Kenapa Nabi harus yang paling kita cintai?
Karena seorang mencintai orang lain biasanya karena jasanya.
Kenapa kita mencintai ayah dan ibu kita?
Karena kita tahu jasa mereka waktu kita kecil seperti apa, dengan sebab adanya kedua orangtua kita ada di atas muka bumi ini.
Kalau mereka tidak merawat mereka, kita sudah meninggal, siapa yang merawat kita waktu kecil, menyusui, rela untuk tidak tidur agar kita bisa tidur, yang tidak bisa tidur semalam suntuk tatkala kita sakit?
Dan kita bisa rasakan tatkala kita sebagai ayah, begitu sayangnya kita kepada anak kita. Kita belikan apa saja yang penting anak senang. Kalau anak sakit, kita gelisah, terkadang tidak bisa berpikir dengan waras, kenapa anak kita sakit.
Demikianlah ayah dan ibu kita dahulu saat kita sakit. Maka kecintaan kita kepada orang tua kita luar biasa karena jasa ayah ibu kita terhadap kita.
Lalu kata Rasūlullāh shallallāhu ‘alayhi wa sallam:
تَهَادُوا تَحَابُّوا
“Salinglah memberi hadiah maka kalian akan saling mencintai.”
(HR Bukhari)
Sifat manusia wajar, kalau ada yang memberi hadiah kepada dia maka dia cinta kepada orang yang memberi hadiah tersebut. Kita suka orang yang baik kepada kita, murah senyum, tidak pelit, kenapa?
Kecintaan kembali kepada jasa.
Kalau kita tinjau dari hal ini, maka Nabi adalah orang yang paling utama yang kita cintai karena jasa Nabi shallallāhu ‘alayhi wa sallam luar biasa. Diantara jasa Nabi adalah di dunia dan di akhirat.

+===+

Yang Harus Dikerjakan
1 > Ubah paragraf teks pilihan di atas yang diawali "Dan kita bisa rasakan tatkala kita sebagai ayah" menjadi daftar poin singkat tanpa membuang fakta utamanya.
2 > Teruskan teks pilihan tentang alasan Nabi menjadi sosok yang paling dicintai, mulai sesudah kalimat terakhir yang tercantum.

Bahan Sumber
+===+

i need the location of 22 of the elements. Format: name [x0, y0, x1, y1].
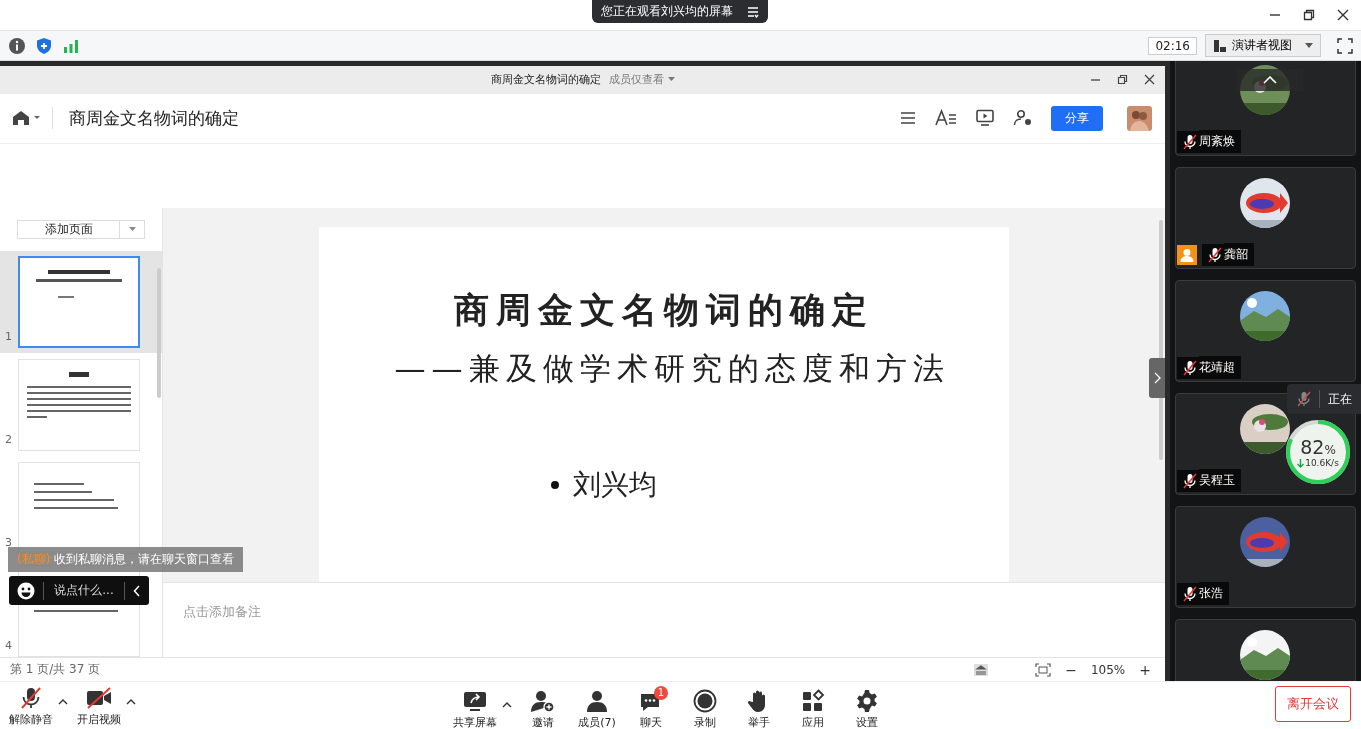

+===+

Kumpulan Jawaban
1 >
- Sebagai ayah, kita merasakan betapa besar rasa sayang kita kepada anak.
- Kita membelikan apa saja asalkan anak senang.
- Saat anak sakit, kita gelisah dan terkadang tidak bisa berpikir dengan waras.

2 >
Di dunia kita tidak akan merasakan kebahagiaan kecuali dengan Islam. Betapa bahagia orang yang shalat, yang sujud kepada Allāh Subhānahu wa Ta’āla. Semua ajaran Nabi shallallāhu ‘alayhi wa sallam, Beliaulah yang telah berjuang, Beliau dihina, dicaci maki demi kita, agar kita bisa merasakan Islam.
Dituduh dengan berbagai macam tuduhan, diusir dari kampungnya yang sangat dicintai (Mekkah), dihinakan, dikatakan penyihir, pendusta, orang gila, yang mungkin kita tidak pernah dikatakan demikian.
Beliau berdarah, terluka, berkorban demi tersebarnya Islam, dimusuhi orang-orang terdekatnya (Abū Lahab, paman Nabi shallallāhu ‘alayhi wa sallam).
Ini jasa yang luar biasa. Kita merasakan kebahagiaan dunia, belum lagi kebahagiaan di akhirat.
Dengan mengikuti sunnah Nabi shallallāhu ‘alayhi wa sallam, mengikuti Islam yang diajarkan oleh Rasūlullāh shallallāhu ‘alayhi wa sallam maka kita akan masuk surga yang berisi kenikmatan puncak dari segala kenikmatan yaitu kenikmatan yang abadi.
Seorang yang merenungkan tentang jasa ini maka wajib dan mau tidak mau Nabi shallallāhu ‘alayhi wa sallam adalah orang yang paling dia cintai dari pada ayahnya, ibunya, anak-anaknya dan dari pada seluruh umat manusia.
Oleh karenanya saya katakan cinta kepada Nabi merupakan ibadah yang luar biasa, selain diwajibkan dia juga mendatangkan pahala yang luar biasa.
Dan bagaimana kita bisa mencintai Nabi shallallāhu ‘alayhi wa sallam kalau kita tidak tahu tentang sirah Nabi?
Ini susah dan mustahil seorang cinta kepada Nabi dengan cinta yang bukan hanya perasaan tapi cinta yang dibangun di atas ilmu.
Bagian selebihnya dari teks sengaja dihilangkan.